REQUIRED TASK:
Duplicate the text about the Soueast automobile manufacturer in full, word for word.

PASSAGE TO READ:
|---|

South East (Fujian) Motor Co., Ltd., trading as Soueast, is a Chinese automobile manufacturer based in Fuzhou, Fujian, and a joint venture between China Motor Corporation (25%), Fujian Motor Industry Group (50%) and Mitsubishi Motors (25%). Its principal activity is the design, development, production and sale of passenger cars and minibuses sold under the Soueast marque. It also manufactures Mitsubishi brand passenger cars for sale in mainland China.

As of early 2011, Soueast had an annual production capacity of around 180,000 units, but this was set to rise to 300,000 with the completion of current construction, which may have been finished by early 2012.

History
Soueast was founded in November 1995 as a joint venture between China Motor Corporation and Fujian Motor Industry Group. Mitsubishi became a partner in the joint venture in 2006.

In April 2008, Soueast was awarded a contract to supply 5,700 Delica minibuses to the Iranian Mehreghan Co. In the same year, Jackie Chan was signed on as a Mitsubishi brand ambassador for Mainland China markets.

Products
Soueast Motors produces Soueast-branded models including the V3 and V5 sedans, and a range of Mitsubishi models for the Chinese market.

Soueast marque
Soueast produces the following models under the Soueast marque:

Soueast A5 Yiwu (2019)
Soueast DX3 (2016)
Soueast DX5 (2019)
Soueast DX7 Bolang SUV (2015)
Soueast DX9

Discontinued:
Soueast C1 Xiwang microvan (2011)
Soueast Delica minibus (1996)
Soueast Freeca (2001)
Soueast Lioncel (2003)

|---|

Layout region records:

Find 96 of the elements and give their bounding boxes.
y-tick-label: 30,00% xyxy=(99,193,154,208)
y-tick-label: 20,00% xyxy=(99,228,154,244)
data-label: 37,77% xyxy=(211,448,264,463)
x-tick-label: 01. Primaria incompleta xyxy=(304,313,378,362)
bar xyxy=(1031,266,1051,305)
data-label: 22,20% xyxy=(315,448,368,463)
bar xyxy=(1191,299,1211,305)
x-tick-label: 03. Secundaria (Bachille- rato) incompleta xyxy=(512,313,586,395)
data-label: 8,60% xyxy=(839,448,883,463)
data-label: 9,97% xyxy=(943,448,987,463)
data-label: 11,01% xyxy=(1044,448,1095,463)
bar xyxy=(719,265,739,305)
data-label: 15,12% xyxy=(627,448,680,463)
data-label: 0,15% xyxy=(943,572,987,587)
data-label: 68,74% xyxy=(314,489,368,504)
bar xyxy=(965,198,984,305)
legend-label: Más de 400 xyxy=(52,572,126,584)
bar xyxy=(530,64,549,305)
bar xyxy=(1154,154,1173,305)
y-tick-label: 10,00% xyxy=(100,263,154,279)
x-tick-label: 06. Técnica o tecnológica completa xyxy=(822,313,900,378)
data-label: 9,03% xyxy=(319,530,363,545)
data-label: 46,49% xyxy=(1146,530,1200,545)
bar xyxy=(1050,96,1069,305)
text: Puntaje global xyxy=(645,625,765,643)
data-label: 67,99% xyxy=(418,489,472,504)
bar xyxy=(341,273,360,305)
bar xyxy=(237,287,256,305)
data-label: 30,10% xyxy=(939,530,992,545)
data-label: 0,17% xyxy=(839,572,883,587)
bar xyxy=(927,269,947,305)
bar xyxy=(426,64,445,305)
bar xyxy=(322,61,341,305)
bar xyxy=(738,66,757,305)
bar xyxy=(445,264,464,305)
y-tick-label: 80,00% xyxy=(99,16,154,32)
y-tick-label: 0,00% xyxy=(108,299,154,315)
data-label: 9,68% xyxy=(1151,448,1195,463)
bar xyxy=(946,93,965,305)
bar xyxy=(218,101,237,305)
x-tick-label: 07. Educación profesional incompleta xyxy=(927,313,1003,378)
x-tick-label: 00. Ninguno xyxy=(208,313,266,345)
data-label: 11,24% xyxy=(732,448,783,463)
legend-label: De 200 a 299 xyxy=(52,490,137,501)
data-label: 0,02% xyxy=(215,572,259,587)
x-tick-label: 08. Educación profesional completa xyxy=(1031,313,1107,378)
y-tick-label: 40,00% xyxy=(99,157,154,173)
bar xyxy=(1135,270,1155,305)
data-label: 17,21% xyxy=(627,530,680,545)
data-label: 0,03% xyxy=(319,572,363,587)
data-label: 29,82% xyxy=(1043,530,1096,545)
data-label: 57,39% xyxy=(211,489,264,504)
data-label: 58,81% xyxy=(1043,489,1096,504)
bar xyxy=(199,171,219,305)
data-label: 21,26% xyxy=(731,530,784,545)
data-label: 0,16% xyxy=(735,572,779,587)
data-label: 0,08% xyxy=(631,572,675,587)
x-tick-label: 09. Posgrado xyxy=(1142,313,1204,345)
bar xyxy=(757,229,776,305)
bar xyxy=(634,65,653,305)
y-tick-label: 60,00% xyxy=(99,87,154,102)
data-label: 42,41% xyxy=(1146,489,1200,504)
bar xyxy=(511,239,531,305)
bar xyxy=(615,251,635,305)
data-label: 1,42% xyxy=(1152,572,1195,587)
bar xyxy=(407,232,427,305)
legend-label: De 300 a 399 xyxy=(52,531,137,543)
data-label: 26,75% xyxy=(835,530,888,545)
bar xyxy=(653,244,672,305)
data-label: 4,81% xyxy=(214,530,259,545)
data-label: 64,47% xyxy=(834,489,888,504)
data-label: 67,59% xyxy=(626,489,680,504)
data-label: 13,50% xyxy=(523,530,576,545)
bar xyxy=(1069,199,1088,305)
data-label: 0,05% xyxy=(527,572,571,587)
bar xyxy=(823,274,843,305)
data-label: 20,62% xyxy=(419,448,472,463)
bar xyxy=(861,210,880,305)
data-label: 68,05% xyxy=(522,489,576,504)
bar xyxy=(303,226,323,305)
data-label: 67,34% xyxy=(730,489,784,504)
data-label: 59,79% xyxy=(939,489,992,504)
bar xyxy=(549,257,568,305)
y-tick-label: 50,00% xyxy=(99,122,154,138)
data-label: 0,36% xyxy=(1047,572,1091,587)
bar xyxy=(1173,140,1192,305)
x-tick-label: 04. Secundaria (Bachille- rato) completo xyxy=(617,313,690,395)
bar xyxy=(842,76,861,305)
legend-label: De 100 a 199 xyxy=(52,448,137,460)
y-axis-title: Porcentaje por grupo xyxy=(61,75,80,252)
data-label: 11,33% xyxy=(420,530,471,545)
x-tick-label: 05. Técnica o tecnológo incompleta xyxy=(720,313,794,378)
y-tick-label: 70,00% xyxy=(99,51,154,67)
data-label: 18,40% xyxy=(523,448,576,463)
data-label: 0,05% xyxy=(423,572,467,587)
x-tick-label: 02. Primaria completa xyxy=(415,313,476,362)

|---|

ANSWER BELOW:
South East (Fujian) Motor Co., Ltd., trading as Soueast, is a Chinese automobile manufacturer based in Fuzhou, Fujian, and a joint venture between China Motor Corporation (25%), Fujian Motor Industry Group (50%) and Mitsubishi Motors (25%). Its principal activity is the design, development, production and sale of passenger cars and minibuses sold under the Soueast marque. It also manufactures Mitsubishi brand passenger cars for sale in mainland China.

As of early 2011, Soueast had an annual production capacity of around 180,000 units, but this was set to rise to 300,000 with the completion of current construction, which may have been finished by early 2012.

History
Soueast was founded in November 1995 as a joint venture between China Motor Corporation and Fujian Motor Industry Group. Mitsubishi became a partner in the joint venture in 2006.

In April 2008, Soueast was awarded a contract to supply 5,700 Delica minibuses to the Iranian Mehreghan Co. In the same year, Jackie Chan was signed on as a Mitsubishi brand ambassador for Mainland China markets.

Products
Soueast Motors produces Soueast-branded models including the V3 and V5 sedans, and a range of Mitsubishi models for the Chinese market.

Soueast marque
Soueast produces the following models under the Soueast marque:

Soueast A5 Yiwu (2019)
Soueast DX3 (2016)
Soueast DX5 (2019)
Soueast DX7 Bolang SUV (2015)
Soueast DX9

Discontinued:
Soueast C1 Xiwang microvan (2011)
Soueast Delica minibus (1996)
Soueast Freeca (2001)
Soueast Lioncel (2003)